Collect each line of the records containing the string "structured".

— START OF ENTRIES SHOWN —

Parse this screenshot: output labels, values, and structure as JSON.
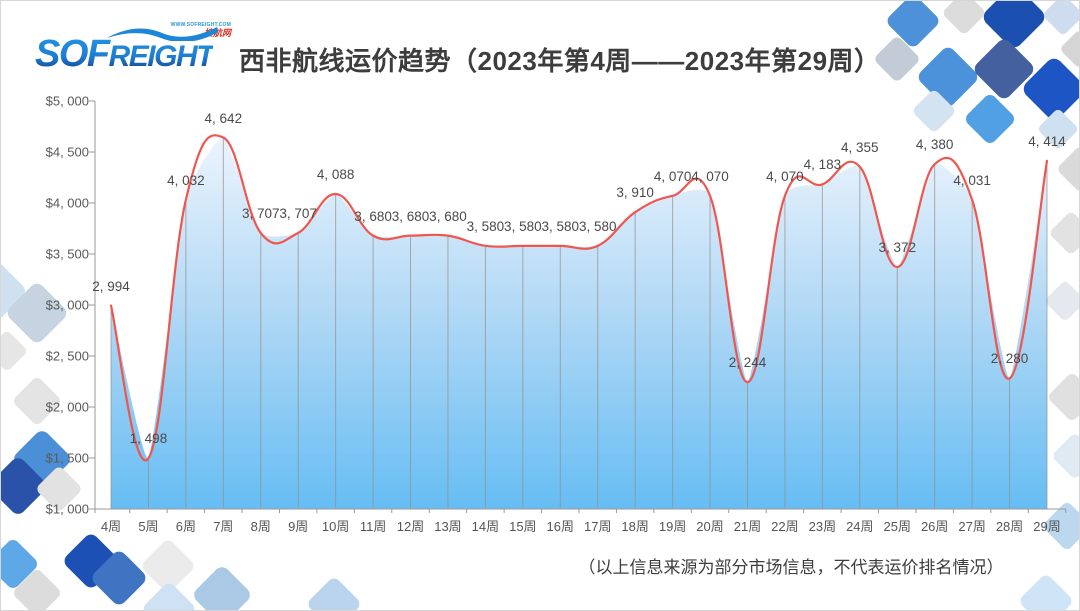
{
  "logo": {
    "brand_main": "SOF",
    "brand_rest": "REIGHT",
    "website": "WWW.SOFREIGHT.COM",
    "tagline": "搜航网"
  },
  "header": {
    "title": "西非航线运价趋势（2023年第4周——2023年第29周）"
  },
  "footer": {
    "note": "（以上信息来源为部分市场信息，不代表运价排名情况）"
  },
  "chart_data": {
    "type": "area",
    "title": "西非航线运价趋势（2023年第4周——2023年第29周）",
    "xlabel": "",
    "ylabel": "",
    "ylim": [
      1000,
      5000
    ],
    "grid": "vertical-drop-lines",
    "legend_position": "none",
    "categories": [
      "4周",
      "5周",
      "6周",
      "7周",
      "8周",
      "9周",
      "10周",
      "11周",
      "12周",
      "13周",
      "14周",
      "15周",
      "16周",
      "17周",
      "18周",
      "19周",
      "20周",
      "21周",
      "22周",
      "23周",
      "24周",
      "25周",
      "26周",
      "27周",
      "28周",
      "29周"
    ],
    "series": [
      {
        "name": "西非航线运价",
        "values": [
          2994,
          1498,
          4032,
          4642,
          3707,
          3707,
          4088,
          3680,
          3680,
          3680,
          3580,
          3580,
          3580,
          3580,
          3910,
          4070,
          4070,
          2244,
          4070,
          4183,
          4355,
          3372,
          4380,
          4031,
          2280,
          4414
        ],
        "labels": [
          "2, 994",
          "1, 498",
          "4, 032",
          "4, 642",
          "3, 707",
          "3, 707",
          "4, 088",
          "3, 680",
          "3, 680",
          "3, 680",
          "3, 580",
          "3, 580",
          "3, 580",
          "3, 580",
          "3, 910",
          "4, 070",
          "4, 070",
          "2, 244",
          "4, 070",
          "4, 183",
          "4, 355",
          "3, 372",
          "4, 380",
          "4, 031",
          "2, 280",
          "4, 414"
        ]
      }
    ],
    "y_ticks": {
      "values": [
        5000,
        4500,
        4000,
        3500,
        3000,
        2500,
        2000,
        1500,
        1000
      ],
      "labels": [
        "$5, 000",
        "$4, 500",
        "$4, 000",
        "$3, 500",
        "$3, 000",
        "$2, 500",
        "$2, 000",
        "$1, 500",
        "$1, 000"
      ]
    },
    "colors": {
      "line": "#f0564e",
      "area_top": "#eef5fd",
      "area_mid": "#aed7f5",
      "area_bottom": "#66bdf3",
      "axis": "#9a9a9a",
      "label_text": "#4a4a4a"
    }
  }
}
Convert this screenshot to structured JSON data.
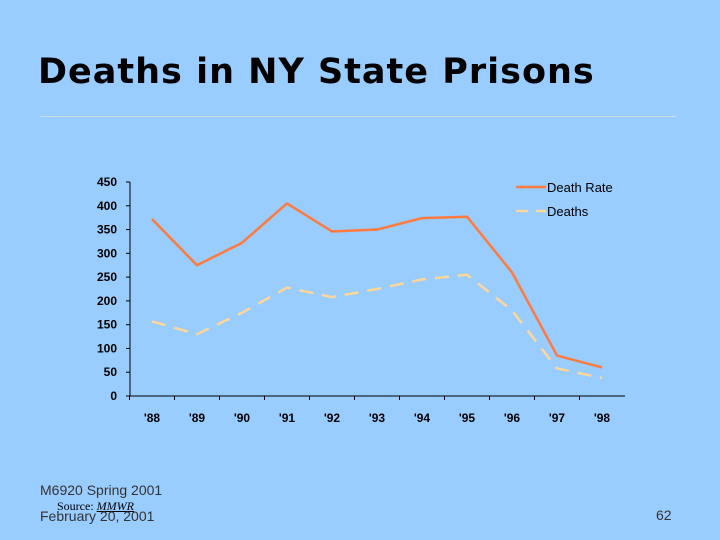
{
  "slide": {
    "title": "Deaths in NY State Prisons",
    "course": "M6920 Spring 2001",
    "date": "February 20, 2001",
    "source_label": "Source:",
    "source_name": "MMWR",
    "page_number": "62"
  },
  "colors": {
    "background": "#99ccff",
    "death_rate": "#ff7a3d",
    "deaths": "#ffd699"
  },
  "chart_data": {
    "type": "line",
    "categories": [
      "'88",
      "'89",
      "'90",
      "'91",
      "'92",
      "'93",
      "'94",
      "'95",
      "'96",
      "'97",
      "'98"
    ],
    "series": [
      {
        "name": "Death Rate",
        "values": [
          372,
          275,
          322,
          405,
          346,
          350,
          374,
          377,
          260,
          85,
          60
        ],
        "line_style": "solid",
        "color": "#ff7a3d"
      },
      {
        "name": "Deaths",
        "values": [
          157,
          130,
          175,
          228,
          208,
          225,
          245,
          255,
          180,
          58,
          38
        ],
        "line_style": "dashed",
        "color": "#ffd699"
      }
    ],
    "y_ticks": [
      "450",
      "400",
      "350",
      "300",
      "250",
      "200",
      "150",
      "100",
      "50",
      "0"
    ],
    "ylim": [
      0,
      450
    ],
    "grid": false,
    "legend_position": "top-right"
  }
}
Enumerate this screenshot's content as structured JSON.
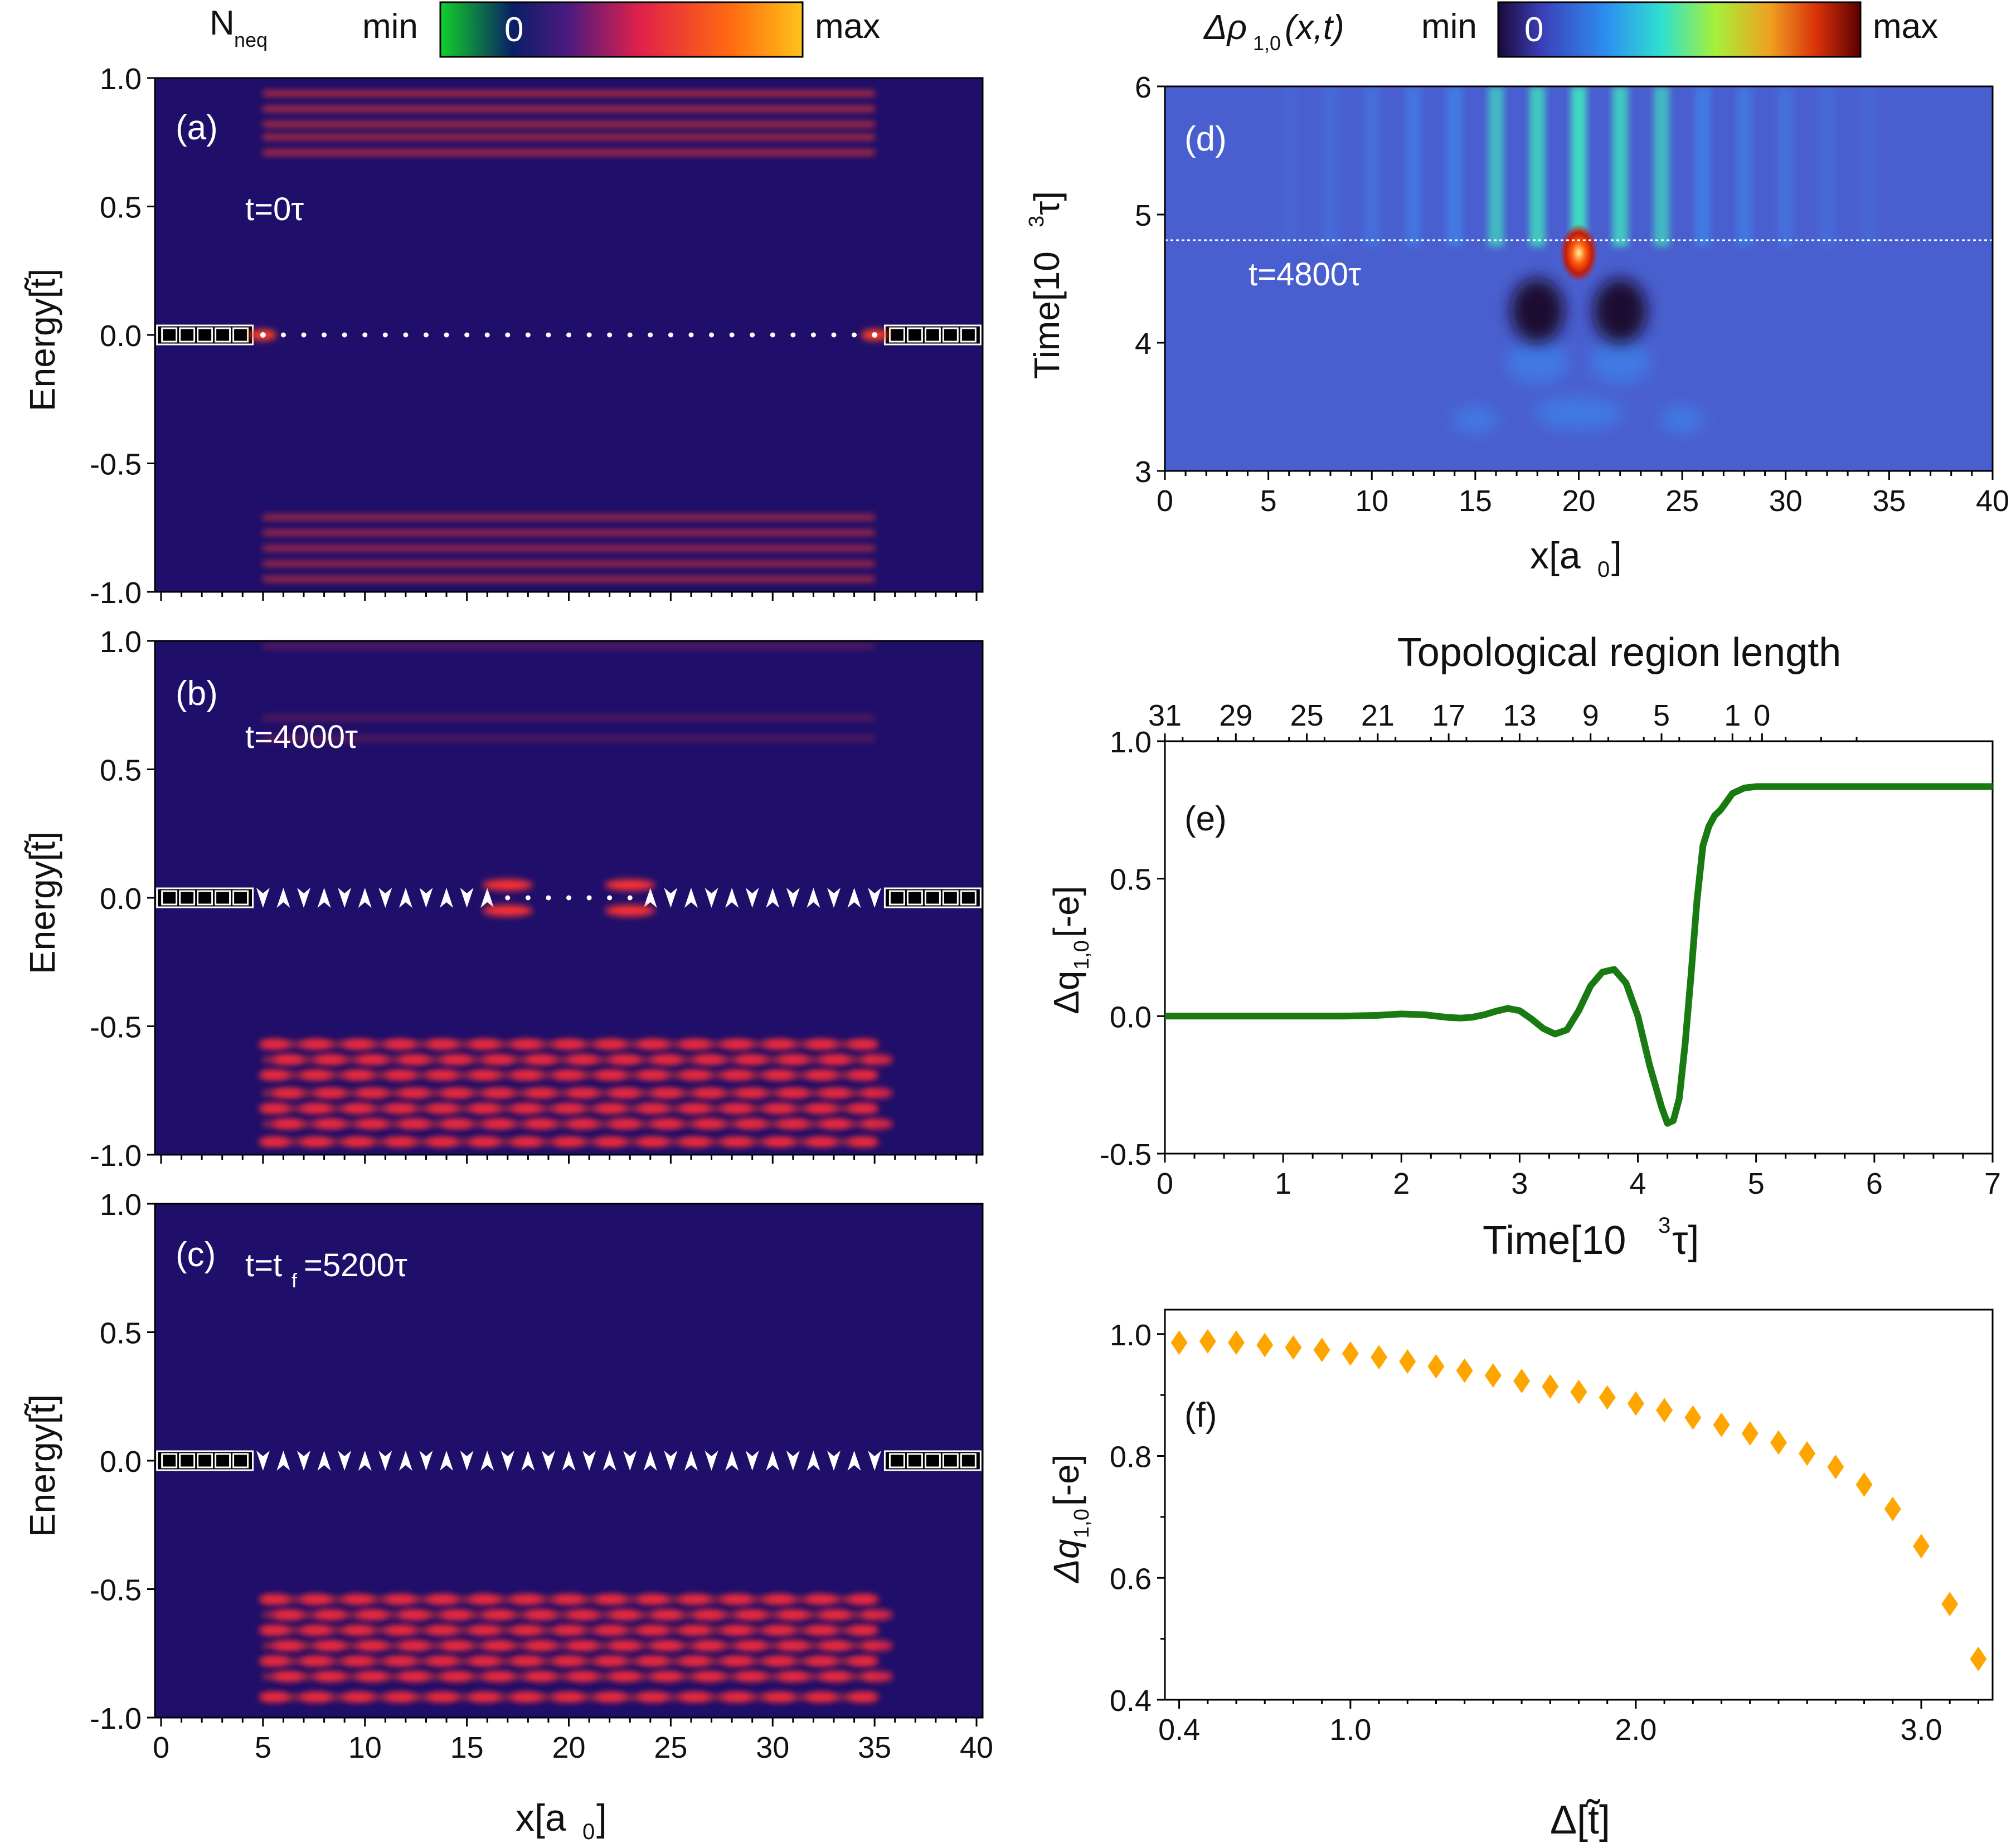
{
  "colors": {
    "bg": "#1f0f6a",
    "band": "#ff3a2a",
    "green": "#1a7a12",
    "orange": "#ffa500",
    "d_bg": "#4a5fcf"
  },
  "colorbar_left": {
    "label": "N",
    "label_sub": "neq",
    "min": "min",
    "zero": "0",
    "max": "max"
  },
  "colorbar_right": {
    "label": "Δρ",
    "label_sub": "1,0",
    "label_tail": "(x,t)",
    "min": "min",
    "zero": "0",
    "max": "max"
  },
  "panels_abc": {
    "xlabel": "x[a",
    "xlabel_sub": "0",
    "xlabel_tail": "]",
    "ylabel": "Energy[t̃]",
    "xticks": [
      "0",
      "5",
      "10",
      "15",
      "20",
      "25",
      "30",
      "35",
      "40"
    ],
    "yticks": [
      "1.0",
      "0.5",
      "0.0",
      "-0.5",
      "-1.0"
    ],
    "a": {
      "tag": "(a)",
      "time": "t=0τ"
    },
    "b": {
      "tag": "(b)",
      "time": "t=4000τ"
    },
    "c": {
      "tag": "(c)",
      "time_pre": "t=t",
      "time_sub": "f",
      "time_post": "=5200τ"
    }
  },
  "chart_data": [
    {
      "id": "a",
      "type": "heatmap",
      "title": "t=0τ",
      "xlabel": "x[a0]",
      "ylabel": "Energy[t̃]",
      "xlim": [
        0,
        40
      ],
      "ylim": [
        -1,
        1
      ],
      "bands_upper": [
        0.94,
        0.88,
        0.82,
        0.77,
        0.71
      ],
      "bands_lower": [
        -0.71,
        -0.77,
        -0.83,
        -0.89,
        -0.95
      ],
      "band_xrange": [
        5,
        35
      ],
      "edge_modes": [
        5,
        35
      ]
    },
    {
      "id": "b",
      "type": "heatmap",
      "title": "t=4000τ",
      "xlabel": "x[a0]",
      "ylabel": "Energy[t̃]",
      "xlim": [
        0,
        40
      ],
      "ylim": [
        -1,
        1
      ],
      "bands_upper": [
        0.98,
        0.7,
        0.62
      ],
      "bands_lower": [
        -0.57,
        -0.63,
        -0.69,
        -0.76,
        -0.82,
        -0.88,
        -0.95
      ],
      "band_xrange": [
        5,
        35
      ],
      "zero_modes": [
        17,
        23
      ]
    },
    {
      "id": "c",
      "type": "heatmap",
      "title": "t=tf=5200τ",
      "xlabel": "x[a0]",
      "ylabel": "Energy[t̃]",
      "xlim": [
        0,
        40
      ],
      "ylim": [
        -1,
        1
      ],
      "bands_lower": [
        -0.54,
        -0.6,
        -0.66,
        -0.72,
        -0.78,
        -0.84,
        -0.92
      ],
      "band_xrange": [
        5,
        35
      ]
    },
    {
      "id": "d",
      "type": "heatmap",
      "tag": "(d)",
      "annotation": "t=4800τ",
      "xlabel": "x[a0]",
      "ylabel": "Time[10^3τ]",
      "xlim": [
        0,
        40
      ],
      "ylim": [
        3,
        6
      ],
      "xticks": [
        "0",
        "5",
        "10",
        "15",
        "20",
        "25",
        "30",
        "35",
        "40"
      ],
      "yticks": [
        "3",
        "4",
        "5",
        "6"
      ],
      "line_t": 4.8,
      "peak": {
        "x": 20,
        "t": 4.7
      },
      "dips": [
        {
          "x": 18,
          "t": 4.25
        },
        {
          "x": 22,
          "t": 4.25
        }
      ]
    },
    {
      "id": "e",
      "type": "line",
      "tag": "(e)",
      "xlabel": "Time[10^3τ]",
      "ylabel": "Δq1,0[-e]",
      "top_axis_label": "Topological region length",
      "xlim": [
        0,
        7
      ],
      "ylim": [
        -0.5,
        1.0
      ],
      "top_ticks": [
        {
          "label": "31",
          "t": 0.0
        },
        {
          "label": "29",
          "t": 0.6
        },
        {
          "label": "25",
          "t": 1.2
        },
        {
          "label": "21",
          "t": 1.8
        },
        {
          "label": "17",
          "t": 2.4
        },
        {
          "label": "13",
          "t": 3.0
        },
        {
          "label": "9",
          "t": 3.6
        },
        {
          "label": "5",
          "t": 4.2
        },
        {
          "label": "1",
          "t": 4.8
        },
        {
          "label": "0",
          "t": 5.05
        }
      ],
      "x": [
        0,
        0.5,
        1.0,
        1.5,
        1.8,
        2.0,
        2.2,
        2.4,
        2.5,
        2.6,
        2.7,
        2.8,
        2.9,
        3.0,
        3.1,
        3.2,
        3.3,
        3.4,
        3.5,
        3.6,
        3.7,
        3.8,
        3.9,
        4.0,
        4.1,
        4.2,
        4.25,
        4.3,
        4.35,
        4.4,
        4.45,
        4.5,
        4.55,
        4.6,
        4.65,
        4.7,
        4.75,
        4.8,
        4.9,
        5.0,
        5.5,
        6.0,
        6.5,
        7.0
      ],
      "y": [
        0,
        0,
        0,
        0,
        0.003,
        0.008,
        0.005,
        -0.005,
        -0.007,
        -0.004,
        0.005,
        0.018,
        0.028,
        0.02,
        -0.01,
        -0.045,
        -0.065,
        -0.05,
        0.02,
        0.11,
        0.16,
        0.17,
        0.12,
        0.0,
        -0.18,
        -0.33,
        -0.39,
        -0.38,
        -0.3,
        -0.1,
        0.15,
        0.42,
        0.62,
        0.69,
        0.73,
        0.75,
        0.78,
        0.81,
        0.83,
        0.835,
        0.835,
        0.835,
        0.835,
        0.835
      ]
    },
    {
      "id": "f",
      "type": "scatter",
      "tag": "(f)",
      "xlabel": "Δ[t̃]",
      "ylabel": "Δq1,0[-e]",
      "xlim": [
        0.35,
        3.25
      ],
      "ylim": [
        0.4,
        1.04
      ],
      "x": [
        0.4,
        0.5,
        0.6,
        0.7,
        0.8,
        0.9,
        1.0,
        1.1,
        1.2,
        1.3,
        1.4,
        1.5,
        1.6,
        1.7,
        1.8,
        1.9,
        2.0,
        2.1,
        2.2,
        2.3,
        2.4,
        2.5,
        2.6,
        2.7,
        2.8,
        2.9,
        3.0,
        3.1,
        3.2
      ],
      "y": [
        0.986,
        0.988,
        0.986,
        0.982,
        0.978,
        0.974,
        0.968,
        0.962,
        0.955,
        0.947,
        0.94,
        0.932,
        0.923,
        0.914,
        0.905,
        0.896,
        0.886,
        0.875,
        0.863,
        0.851,
        0.837,
        0.822,
        0.804,
        0.782,
        0.753,
        0.713,
        0.652,
        0.557,
        0.467
      ]
    }
  ],
  "panel_e": {
    "tag": "(e)",
    "top_label": "Topological region length",
    "xlabel_pre": "Time[10",
    "xlabel_sup": "3",
    "xlabel_post": "τ]",
    "ylabel_pre": "Δq",
    "ylabel_sub": "1,0",
    "ylabel_post": "[-e]",
    "xticks": [
      "0",
      "1",
      "2",
      "3",
      "4",
      "5",
      "6",
      "7"
    ],
    "yticks": [
      "1.0",
      "0.5",
      "0.0",
      "-0.5"
    ]
  },
  "panel_d": {
    "tag": "(d)",
    "annotation": "t=4800τ",
    "ylabel_pre": "Time[10",
    "ylabel_sup": "3",
    "ylabel_post": "τ]",
    "xlabel_pre": "x[a",
    "xlabel_sub": "0",
    "xlabel_post": "]"
  },
  "panel_f": {
    "tag": "(f)",
    "xlabel": "Δ[t̃]",
    "ylabel_pre": "Δq",
    "ylabel_sub": "1,0",
    "ylabel_post": "[-e]",
    "xticks": [
      "0.4",
      "1.0",
      "2.0",
      "3.0"
    ],
    "yticks": [
      "1.0",
      "0.8",
      "0.6",
      "0.4"
    ]
  }
}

— END OF ENTRIES SHOWN —

> FINAL RESULT:
Convert this screenshot to structured JSON data.
Enumerate this screenshot's content as structured JSON.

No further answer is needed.